▸ Written problem A
Answer these questions using the Structured Streaming module excerpt, one answer per line:
(i) What is watermarking applied for?
(ii) Where can Azure Event Hubs stream the prepared data?
(iii) Which three qualities does the excerpt attribute to the Apache Spark Structured Streaming API?
▸ Written problem B
Drawing only on the Structured Streaming module excerpt, explain in one to three sentences why sliding windows and watermarking are used.

▸ Excerpt provided
In this module, the student will be able to:
- Know the key features and uses of Structured Streaming
- Stream data from a file and write it out to a distributed file system
- Use sliding windows to aggregate over chunks of data rather than all data
- Apply watermarking to remove stale data
- Connect to Event Hubs read and write streams
- Module 11 - Create a stream processing solution with Event Hubs and Azure Databricks
- Lab details
- Concepts
- Event Hubs and Spark Structured Streaming
- Streaming concepts
- Lab setup and pre-requisites
Apache Spark Structured Streaming is a fast, scalable, and fault-tolerant stream processing API. You can use it to perform analytics on your streaming data in near real time.
With Structured Streaming, you can use SQL queries to process streaming data in the same way that you would process static data. The API continuously increments and updates the final data.
Azure Event Hubs is a scalable real-time data ingestion service that processes millions of data in a matter of seconds. It can receive large amounts of data from multiple sources and stream the prepared data to Azure Data Lake or Azure Blob storage.

▸ Record excerpts

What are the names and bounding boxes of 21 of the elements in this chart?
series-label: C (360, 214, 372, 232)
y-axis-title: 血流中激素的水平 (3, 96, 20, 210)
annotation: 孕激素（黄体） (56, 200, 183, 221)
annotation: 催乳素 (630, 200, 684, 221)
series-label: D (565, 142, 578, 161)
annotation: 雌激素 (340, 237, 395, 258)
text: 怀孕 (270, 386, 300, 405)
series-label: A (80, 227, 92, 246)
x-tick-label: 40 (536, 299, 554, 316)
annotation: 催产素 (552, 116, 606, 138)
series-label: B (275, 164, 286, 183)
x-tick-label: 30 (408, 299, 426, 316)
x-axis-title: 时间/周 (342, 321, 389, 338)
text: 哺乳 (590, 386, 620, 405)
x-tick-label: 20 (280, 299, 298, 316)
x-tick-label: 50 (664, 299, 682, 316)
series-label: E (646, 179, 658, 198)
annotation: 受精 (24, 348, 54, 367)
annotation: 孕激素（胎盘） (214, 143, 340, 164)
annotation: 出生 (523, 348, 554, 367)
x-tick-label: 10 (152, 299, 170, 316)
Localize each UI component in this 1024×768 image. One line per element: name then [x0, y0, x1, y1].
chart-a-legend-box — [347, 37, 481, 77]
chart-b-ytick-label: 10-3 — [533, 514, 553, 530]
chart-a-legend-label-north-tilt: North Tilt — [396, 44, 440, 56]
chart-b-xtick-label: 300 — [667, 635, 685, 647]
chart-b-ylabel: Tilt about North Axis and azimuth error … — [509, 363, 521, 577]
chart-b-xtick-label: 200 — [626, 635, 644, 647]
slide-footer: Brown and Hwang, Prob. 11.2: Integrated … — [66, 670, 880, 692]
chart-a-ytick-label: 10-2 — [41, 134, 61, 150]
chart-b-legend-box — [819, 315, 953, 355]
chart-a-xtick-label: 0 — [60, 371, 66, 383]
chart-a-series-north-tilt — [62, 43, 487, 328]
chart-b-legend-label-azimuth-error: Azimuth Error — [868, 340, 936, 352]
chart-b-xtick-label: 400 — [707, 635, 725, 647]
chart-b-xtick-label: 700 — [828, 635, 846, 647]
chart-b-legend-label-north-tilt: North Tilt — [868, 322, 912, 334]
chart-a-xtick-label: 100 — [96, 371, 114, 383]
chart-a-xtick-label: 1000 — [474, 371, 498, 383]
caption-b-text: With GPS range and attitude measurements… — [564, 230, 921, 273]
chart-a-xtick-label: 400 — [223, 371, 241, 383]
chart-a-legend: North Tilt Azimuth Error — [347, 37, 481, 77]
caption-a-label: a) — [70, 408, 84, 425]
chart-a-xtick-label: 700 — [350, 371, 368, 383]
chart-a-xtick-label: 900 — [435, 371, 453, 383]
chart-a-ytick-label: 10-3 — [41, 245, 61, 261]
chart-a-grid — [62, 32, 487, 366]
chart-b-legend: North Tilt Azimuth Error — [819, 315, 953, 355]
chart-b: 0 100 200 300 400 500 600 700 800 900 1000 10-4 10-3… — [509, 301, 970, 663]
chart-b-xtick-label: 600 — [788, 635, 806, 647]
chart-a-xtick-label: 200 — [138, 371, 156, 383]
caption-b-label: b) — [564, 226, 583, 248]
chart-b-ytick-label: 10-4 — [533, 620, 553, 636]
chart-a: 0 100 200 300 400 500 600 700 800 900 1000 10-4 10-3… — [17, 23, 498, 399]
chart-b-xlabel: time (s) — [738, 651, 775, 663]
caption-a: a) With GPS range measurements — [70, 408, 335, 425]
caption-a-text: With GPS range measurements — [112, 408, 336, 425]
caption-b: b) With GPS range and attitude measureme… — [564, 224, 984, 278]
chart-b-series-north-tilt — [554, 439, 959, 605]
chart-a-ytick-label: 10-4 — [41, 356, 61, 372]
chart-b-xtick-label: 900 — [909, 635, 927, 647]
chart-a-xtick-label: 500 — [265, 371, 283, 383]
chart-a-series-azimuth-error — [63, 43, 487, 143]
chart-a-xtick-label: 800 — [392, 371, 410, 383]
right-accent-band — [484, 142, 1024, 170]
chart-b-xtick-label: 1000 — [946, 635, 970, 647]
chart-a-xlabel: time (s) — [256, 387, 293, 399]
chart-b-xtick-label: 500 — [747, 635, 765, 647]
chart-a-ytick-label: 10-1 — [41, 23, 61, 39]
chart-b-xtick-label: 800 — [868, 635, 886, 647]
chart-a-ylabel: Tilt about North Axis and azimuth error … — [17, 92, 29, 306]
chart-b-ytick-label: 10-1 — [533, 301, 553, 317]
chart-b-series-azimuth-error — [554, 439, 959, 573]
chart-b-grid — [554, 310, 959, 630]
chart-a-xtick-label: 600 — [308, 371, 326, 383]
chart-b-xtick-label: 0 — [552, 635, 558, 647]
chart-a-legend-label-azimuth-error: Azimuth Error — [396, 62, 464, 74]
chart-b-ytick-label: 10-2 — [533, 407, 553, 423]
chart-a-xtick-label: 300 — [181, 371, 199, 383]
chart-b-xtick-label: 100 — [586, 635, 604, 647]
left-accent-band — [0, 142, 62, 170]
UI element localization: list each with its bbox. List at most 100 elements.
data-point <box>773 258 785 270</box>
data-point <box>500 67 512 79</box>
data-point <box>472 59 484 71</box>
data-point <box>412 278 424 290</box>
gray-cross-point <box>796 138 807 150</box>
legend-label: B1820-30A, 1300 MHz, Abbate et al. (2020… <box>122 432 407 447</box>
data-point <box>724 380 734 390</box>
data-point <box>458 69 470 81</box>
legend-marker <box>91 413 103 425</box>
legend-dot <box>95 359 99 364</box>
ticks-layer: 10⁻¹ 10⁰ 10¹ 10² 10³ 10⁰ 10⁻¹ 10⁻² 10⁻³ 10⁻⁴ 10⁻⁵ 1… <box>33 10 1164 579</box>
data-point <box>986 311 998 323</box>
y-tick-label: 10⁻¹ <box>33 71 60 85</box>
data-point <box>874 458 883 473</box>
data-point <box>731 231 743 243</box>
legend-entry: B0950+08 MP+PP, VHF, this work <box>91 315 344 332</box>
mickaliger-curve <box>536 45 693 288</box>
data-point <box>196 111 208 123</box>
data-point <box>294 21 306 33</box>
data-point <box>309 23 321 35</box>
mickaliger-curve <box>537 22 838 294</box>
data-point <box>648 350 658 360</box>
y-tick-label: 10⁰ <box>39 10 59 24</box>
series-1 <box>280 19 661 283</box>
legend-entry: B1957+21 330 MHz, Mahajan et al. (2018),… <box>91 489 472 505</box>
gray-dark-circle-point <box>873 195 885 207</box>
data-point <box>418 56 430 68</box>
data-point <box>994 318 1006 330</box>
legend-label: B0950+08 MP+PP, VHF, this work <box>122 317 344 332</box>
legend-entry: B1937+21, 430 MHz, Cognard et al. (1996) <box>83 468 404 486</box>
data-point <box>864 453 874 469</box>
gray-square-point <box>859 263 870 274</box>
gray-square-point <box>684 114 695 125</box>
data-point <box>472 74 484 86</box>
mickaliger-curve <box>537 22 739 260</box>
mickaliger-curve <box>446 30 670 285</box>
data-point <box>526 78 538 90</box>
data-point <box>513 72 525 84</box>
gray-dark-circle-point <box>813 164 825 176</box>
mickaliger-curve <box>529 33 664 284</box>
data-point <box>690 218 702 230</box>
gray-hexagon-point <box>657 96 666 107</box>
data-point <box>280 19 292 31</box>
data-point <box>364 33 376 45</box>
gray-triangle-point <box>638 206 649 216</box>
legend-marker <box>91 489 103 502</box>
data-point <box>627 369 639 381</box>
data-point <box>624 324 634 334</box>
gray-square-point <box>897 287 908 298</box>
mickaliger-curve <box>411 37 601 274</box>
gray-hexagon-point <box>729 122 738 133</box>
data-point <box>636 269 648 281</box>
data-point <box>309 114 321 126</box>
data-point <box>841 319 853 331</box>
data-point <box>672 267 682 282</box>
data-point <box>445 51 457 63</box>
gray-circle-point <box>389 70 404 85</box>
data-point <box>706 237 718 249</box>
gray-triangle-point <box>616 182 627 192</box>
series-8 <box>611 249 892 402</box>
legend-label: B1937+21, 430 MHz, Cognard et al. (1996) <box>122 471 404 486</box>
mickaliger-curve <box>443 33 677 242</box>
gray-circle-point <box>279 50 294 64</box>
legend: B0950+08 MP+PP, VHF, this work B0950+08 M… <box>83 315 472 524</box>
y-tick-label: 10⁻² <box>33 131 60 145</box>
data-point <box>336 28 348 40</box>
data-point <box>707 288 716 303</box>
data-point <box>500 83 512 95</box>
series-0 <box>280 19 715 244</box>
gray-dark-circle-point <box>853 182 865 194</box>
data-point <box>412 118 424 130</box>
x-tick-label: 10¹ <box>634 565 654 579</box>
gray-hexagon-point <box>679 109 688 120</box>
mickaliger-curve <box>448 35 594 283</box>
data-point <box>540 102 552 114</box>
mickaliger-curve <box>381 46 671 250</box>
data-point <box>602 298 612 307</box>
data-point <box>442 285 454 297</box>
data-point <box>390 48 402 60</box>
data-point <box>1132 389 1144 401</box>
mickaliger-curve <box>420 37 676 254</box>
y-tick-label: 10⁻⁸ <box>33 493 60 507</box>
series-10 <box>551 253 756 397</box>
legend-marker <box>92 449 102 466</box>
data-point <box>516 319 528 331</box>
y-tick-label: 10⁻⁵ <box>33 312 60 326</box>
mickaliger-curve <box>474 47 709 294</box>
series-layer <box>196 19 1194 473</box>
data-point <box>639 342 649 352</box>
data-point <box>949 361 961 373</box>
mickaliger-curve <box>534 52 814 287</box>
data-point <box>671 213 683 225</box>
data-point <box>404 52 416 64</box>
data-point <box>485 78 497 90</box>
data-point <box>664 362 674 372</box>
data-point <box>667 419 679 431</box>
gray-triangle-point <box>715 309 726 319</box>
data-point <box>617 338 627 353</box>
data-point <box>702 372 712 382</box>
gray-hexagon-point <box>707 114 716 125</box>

▸ Task result A
(i) To remove stale data.
(ii) To Azure Data Lake or Azure Blob storage.
(iii) It is fast, scalable, and fault-tolerant.

▸ Task result B
Sliding windows are used to aggregate over chunks of data instead of over all of the data. Watermarking is applied to remove stale data.